__SET EXERCISE__. Reproduce all of the listing below without alteration.

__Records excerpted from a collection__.
::::
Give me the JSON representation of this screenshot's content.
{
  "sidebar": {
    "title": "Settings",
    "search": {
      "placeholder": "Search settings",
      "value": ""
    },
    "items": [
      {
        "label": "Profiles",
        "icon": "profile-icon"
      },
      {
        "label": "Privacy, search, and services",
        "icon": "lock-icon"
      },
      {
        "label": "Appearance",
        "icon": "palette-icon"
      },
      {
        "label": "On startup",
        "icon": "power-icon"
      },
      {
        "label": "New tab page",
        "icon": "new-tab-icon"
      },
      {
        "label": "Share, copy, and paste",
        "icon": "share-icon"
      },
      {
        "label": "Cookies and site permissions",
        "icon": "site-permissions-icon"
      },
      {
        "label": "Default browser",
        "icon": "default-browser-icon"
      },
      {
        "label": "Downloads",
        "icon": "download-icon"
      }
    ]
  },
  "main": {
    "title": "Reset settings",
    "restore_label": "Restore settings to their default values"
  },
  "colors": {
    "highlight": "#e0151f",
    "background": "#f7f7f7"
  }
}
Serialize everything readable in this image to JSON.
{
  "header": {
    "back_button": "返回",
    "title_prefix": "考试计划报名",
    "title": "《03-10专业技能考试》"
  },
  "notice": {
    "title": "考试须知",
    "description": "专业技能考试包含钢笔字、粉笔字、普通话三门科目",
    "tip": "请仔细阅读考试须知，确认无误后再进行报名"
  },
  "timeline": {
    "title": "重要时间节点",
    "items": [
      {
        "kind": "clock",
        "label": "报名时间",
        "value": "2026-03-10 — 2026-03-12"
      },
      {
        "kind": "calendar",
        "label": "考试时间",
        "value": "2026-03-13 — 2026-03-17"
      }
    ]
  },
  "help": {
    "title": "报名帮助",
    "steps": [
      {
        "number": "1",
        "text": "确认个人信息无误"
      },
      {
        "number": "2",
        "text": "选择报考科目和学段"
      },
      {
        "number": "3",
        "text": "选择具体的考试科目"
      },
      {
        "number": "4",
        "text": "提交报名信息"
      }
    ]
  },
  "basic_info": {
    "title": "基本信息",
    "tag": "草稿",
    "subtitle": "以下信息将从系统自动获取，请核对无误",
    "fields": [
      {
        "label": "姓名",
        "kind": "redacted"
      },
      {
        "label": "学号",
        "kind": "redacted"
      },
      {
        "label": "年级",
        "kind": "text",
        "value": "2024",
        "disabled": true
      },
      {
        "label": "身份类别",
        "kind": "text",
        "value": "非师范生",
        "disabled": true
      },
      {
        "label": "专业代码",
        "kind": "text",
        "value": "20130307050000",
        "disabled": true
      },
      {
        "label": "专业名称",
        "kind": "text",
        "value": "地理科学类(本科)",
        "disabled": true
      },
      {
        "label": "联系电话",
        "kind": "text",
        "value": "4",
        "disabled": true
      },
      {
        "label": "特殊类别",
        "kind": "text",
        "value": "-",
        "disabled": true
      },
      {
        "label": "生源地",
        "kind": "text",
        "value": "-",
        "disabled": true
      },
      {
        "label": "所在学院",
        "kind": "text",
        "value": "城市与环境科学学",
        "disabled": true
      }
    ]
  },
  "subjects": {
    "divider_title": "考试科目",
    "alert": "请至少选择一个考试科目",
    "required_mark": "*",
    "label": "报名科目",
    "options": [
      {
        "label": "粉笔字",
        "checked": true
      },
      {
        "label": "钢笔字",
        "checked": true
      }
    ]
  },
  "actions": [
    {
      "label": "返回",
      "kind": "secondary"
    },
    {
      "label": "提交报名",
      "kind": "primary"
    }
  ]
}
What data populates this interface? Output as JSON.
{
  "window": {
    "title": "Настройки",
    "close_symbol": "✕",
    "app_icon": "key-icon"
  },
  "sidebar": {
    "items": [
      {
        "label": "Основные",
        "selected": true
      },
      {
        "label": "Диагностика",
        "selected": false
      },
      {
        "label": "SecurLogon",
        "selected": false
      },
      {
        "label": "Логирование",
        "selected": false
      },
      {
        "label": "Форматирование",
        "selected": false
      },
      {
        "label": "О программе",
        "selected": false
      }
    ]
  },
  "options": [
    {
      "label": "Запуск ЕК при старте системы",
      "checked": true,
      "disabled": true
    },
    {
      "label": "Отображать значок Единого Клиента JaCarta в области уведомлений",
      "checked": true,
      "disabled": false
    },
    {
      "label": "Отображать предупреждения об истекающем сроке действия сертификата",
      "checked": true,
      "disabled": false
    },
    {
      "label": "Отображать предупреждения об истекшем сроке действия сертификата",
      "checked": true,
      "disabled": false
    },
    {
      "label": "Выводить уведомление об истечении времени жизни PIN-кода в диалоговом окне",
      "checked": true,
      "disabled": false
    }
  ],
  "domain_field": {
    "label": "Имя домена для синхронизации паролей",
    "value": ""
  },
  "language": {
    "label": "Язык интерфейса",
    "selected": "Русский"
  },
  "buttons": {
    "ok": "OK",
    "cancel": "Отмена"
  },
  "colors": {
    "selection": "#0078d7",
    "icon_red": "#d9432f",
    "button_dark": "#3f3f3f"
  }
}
::::
__EXERCISE SOLUTION__.
Give me the JSON representation of this screenshot's content.
{
  "sidebar": {
    "title": "Settings",
    "search": {
      "placeholder": "Search settings",
      "value": ""
    },
    "items": [
      {
        "label": "Profiles",
        "icon": "profile-icon"
      },
      {
        "label": "Privacy, search, and services",
        "icon": "lock-icon"
      },
      {
        "label": "Appearance",
        "icon": "palette-icon"
      },
      {
        "label": "On startup",
        "icon": "power-icon"
      },
      {
        "label": "New tab page",
        "icon": "new-tab-icon"
      },
      {
        "label": "Share, copy, and paste",
        "icon": "share-icon"
      },
      {
        "label": "Cookies and site permissions",
        "icon": "site-permissions-icon"
      },
      {
        "label": "Default browser",
        "icon": "default-browser-icon"
      },
      {
        "label": "Downloads",
        "icon": "download-icon"
      }
    ]
  },
  "main": {
    "title": "Reset settings",
    "restore_label": "Restore settings to their default values"
  },
  "colors": {
    "highlight": "#e0151f",
    "background": "#f7f7f7"
  }
}
Serialize everything readable in this image to JSON.
{
  "header": {
    "back_button": "返回",
    "title_prefix": "考试计划报名",
    "title": "《03-10专业技能考试》"
  },
  "notice": {
    "title": "考试须知",
    "description": "专业技能考试包含钢笔字、粉笔字、普通话三门科目",
    "tip": "请仔细阅读考试须知，确认无误后再进行报名"
  },
  "timeline": {
    "title": "重要时间节点",
    "items": [
      {
        "kind": "clock",
        "label": "报名时间",
        "value": "2026-03-10 — 2026-03-12"
      },
      {
        "kind": "calendar",
        "label": "考试时间",
        "value": "2026-03-13 — 2026-03-17"
      }
    ]
  },
  "help": {
    "title": "报名帮助",
    "steps": [
      {
        "number": "1",
        "text": "确认个人信息无误"
      },
      {
        "number": "2",
        "text": "选择报考科目和学段"
      },
      {
        "number": "3",
        "text": "选择具体的考试科目"
      },
      {
        "number": "4",
        "text": "提交报名信息"
      }
    ]
  },
  "basic_info": {
    "title": "基本信息",
    "tag": "草稿",
    "subtitle": "以下信息将从系统自动获取，请核对无误",
    "fields": [
      {
        "label": "姓名",
        "kind": "redacted"
      },
      {
        "label": "学号",
        "kind": "redacted"
      },
      {
        "label": "年级",
        "kind": "text",
        "value": "2024",
        "disabled": true
      },
      {
        "label": "身份类别",
        "kind": "text",
        "value": "非师范生",
        "disabled": true
      },
      {
        "label": "专业代码",
        "kind": "text",
        "value": "20130307050000",
        "disabled": true
      },
      {
        "label": "专业名称",
        "kind": "text",
        "value": "地理科学类(本科)",
        "disabled": true
      },
      {
        "label": "联系电话",
        "kind": "text",
        "value": "4",
        "disabled": true
      },
      {
        "label": "特殊类别",
        "kind": "text",
        "value": "-",
        "disabled": true
      },
      {
        "label": "生源地",
        "kind": "text",
        "value": "-",
        "disabled": true
      },
      {
        "label": "所在学院",
        "kind": "text",
        "value": "城市与环境科学学",
        "disabled": true
      }
    ]
  },
  "subjects": {
    "divider_title": "考试科目",
    "alert": "请至少选择一个考试科目",
    "required_mark": "*",
    "label": "报名科目",
    "options": [
      {
        "label": "粉笔字",
        "checked": true
      },
      {
        "label": "钢笔字",
        "checked": true
      }
    ]
  },
  "actions": [
    {
      "label": "返回",
      "kind": "secondary"
    },
    {
      "label": "提交报名",
      "kind": "primary"
    }
  ]
}
What data populates this interface? Output as JSON.
{
  "window": {
    "title": "Настройки",
    "close_symbol": "✕",
    "app_icon": "key-icon"
  },
  "sidebar": {
    "items": [
      {
        "label": "Основные",
        "selected": true
      },
      {
        "label": "Диагностика",
        "selected": false
      },
      {
        "label": "SecurLogon",
        "selected": false
      },
      {
        "label": "Логирование",
        "selected": false
      },
      {
        "label": "Форматирование",
        "selected": false
      },
      {
        "label": "О программе",
        "selected": false
      }
    ]
  },
  "options": [
    {
      "label": "Запуск ЕК при старте системы",
      "checked": true,
      "disabled": true
    },
    {
      "label": "Отображать значок Единого Клиента JaCarta в области уведомлений",
      "checked": true,
      "disabled": false
    },
    {
      "label": "Отображать предупреждения об истекающем сроке действия сертификата",
      "checked": true,
      "disabled": false
    },
    {
      "label": "Отображать предупреждения об истекшем сроке действия сертификата",
      "checked": true,
      "disabled": false
    },
    {
      "label": "Выводить уведомление об истечении времени жизни PIN-кода в диалоговом окне",
      "checked": true,
      "disabled": false
    }
  ],
  "domain_field": {
    "label": "Имя домена для синхронизации паролей",
    "value": ""
  },
  "language": {
    "label": "Язык интерфейса",
    "selected": "Русский"
  },
  "buttons": {
    "ok": "OK",
    "cancel": "Отмена"
  },
  "colors": {
    "selection": "#0078d7",
    "icon_red": "#d9432f",
    "button_dark": "#3f3f3f"
  }
}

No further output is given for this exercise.